Text section
-- Start --
Court File and Parties
Court File No.: CV-18-602946-0000 Date: 2025-10-17 Superior Court of Justice - Ontario
Re: Jan Ferguson, Plaintiff And: Yorkwest Plumbing Supply Inc., Defendant
Before: Parghi J.
Counsel: Gurlal S. Kler, for the Plaintiff David Morawetz, for the Defendant
Heard: October 14, 2025
Endorsement
[1] This Endorsement supplements my previous Endorsement of September 23, 2025.
[2] The Plaintiff, Jan Ferguson, moves for default judgment in a wrongful dismissal action against her former employer, Yorkwest Plumbing Supply Inc. ("Yorkwest"). In my September 23, 2025 Endorsement, I granted default judgment in the amount of $170,415.42, plus $6,879 in costs and disbursements, inclusive of HST.
[3] For the reasons below, I temporarily vacated that Endorsement, but now reinstate it.
[4] Ms. Ferguson was terminated in March 2017. She issued her Statement of Claim in August 2018. Various issues arose between the parties in respect of scheduling and sequencing the examinations for discovery and Yorkwest was found by the courts on more than one occasion to have engaged in delay and "putting up roadblocks". These roadblocks included repeatedly failing to respond to Ms. Ferguson's counsel's repeated communications and cancelling scheduled discoveries at the last minute. The roadblocks are summarized in various court judgments and I will not reiterate them here. It suffices to say that Yorkwest has not distinguished itself through its conduct in this litigation.
[5] The Statement of Defence was struck in August 2022 by Associate Justice Jolley, as a result of Yorkwest's delaying tactics and other misconduct. Yorkwest appealed the order striking the Statement of Defence before Justice Leiper, without success. It sought leave to appeal Justice Leiper's decision before the Court of Appeal for Ontario, without success. It sought leave to introduce new evidence at trial before Associate Justice La Horey, without success.
[6] By Endorsement dated September 23, 2025, I granted default judgment. By that time, it was more than seven years after the action was commenced and eight and a half years after Ms. Ferguson was terminated.
[7] After the Endorsement was released, counsel for Yorkwest emailed my judicial assistant to advise that he had attempted to file a factum responding to the motion for default judgment and had been unable to do so successfully. Counsel expressed that he was concerned, based on the wording of the Order and Endorsement, that Yorkwest's factum was not before me at the time I decided the motion. Counsel provided the factum, in which Yorkwest sought leave to make submissions on the default judgment motion notwithstanding that its Statement of Defence had been struck, and made its submissions on the merits of the default judgment motion in the event that I granted leave.
-- End --
Exercise set
1. Answer these questions from the endorsement:
(a) In what month and year was Ms. Ferguson terminated?
(b) Who struck the Statement of Defence, and when?
(c) What did counsel for Yorkwest email the judicial assistant about after the Endorsement was released?
2. Rewrite the stretch of the endorsement from "[2] The Plaintiff, Jan" through "inclusive of HST.", with "former employer" changed to "previous employer".

Data lines
-- Start --
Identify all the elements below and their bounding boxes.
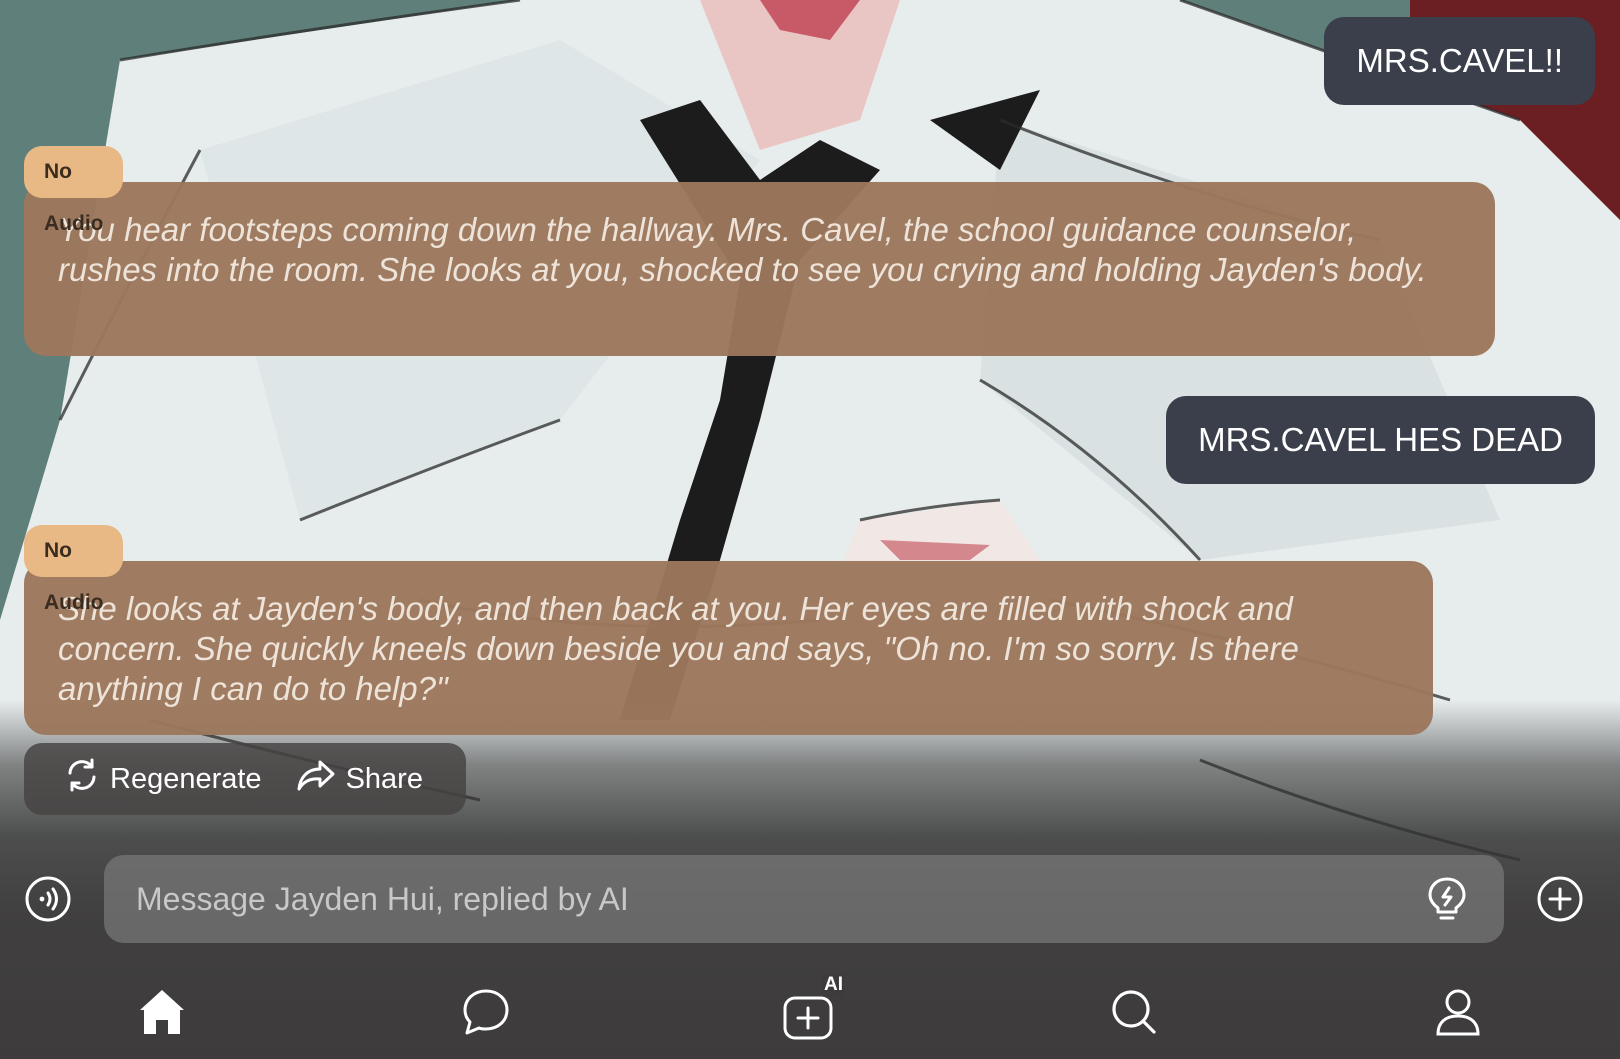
-- End --
Responses to the tasks
1.
(a) March 2017.
(b) Associate Justice Jolley, in August 2022.
(c) He had tried to file a factum responding to the motion for default judgment and had been unable to do so successfully.

2.
[2] The Plaintiff, Jan Ferguson, moves for default judgment in a wrongful dismissal action against her previous employer, Yorkwest Plumbing Supply Inc. ("Yorkwest"). In my September 23, 2025 Endorsement, I granted default judgment in the amount of $170,415.42, plus $6,879 in costs and disbursements, inclusive of HST.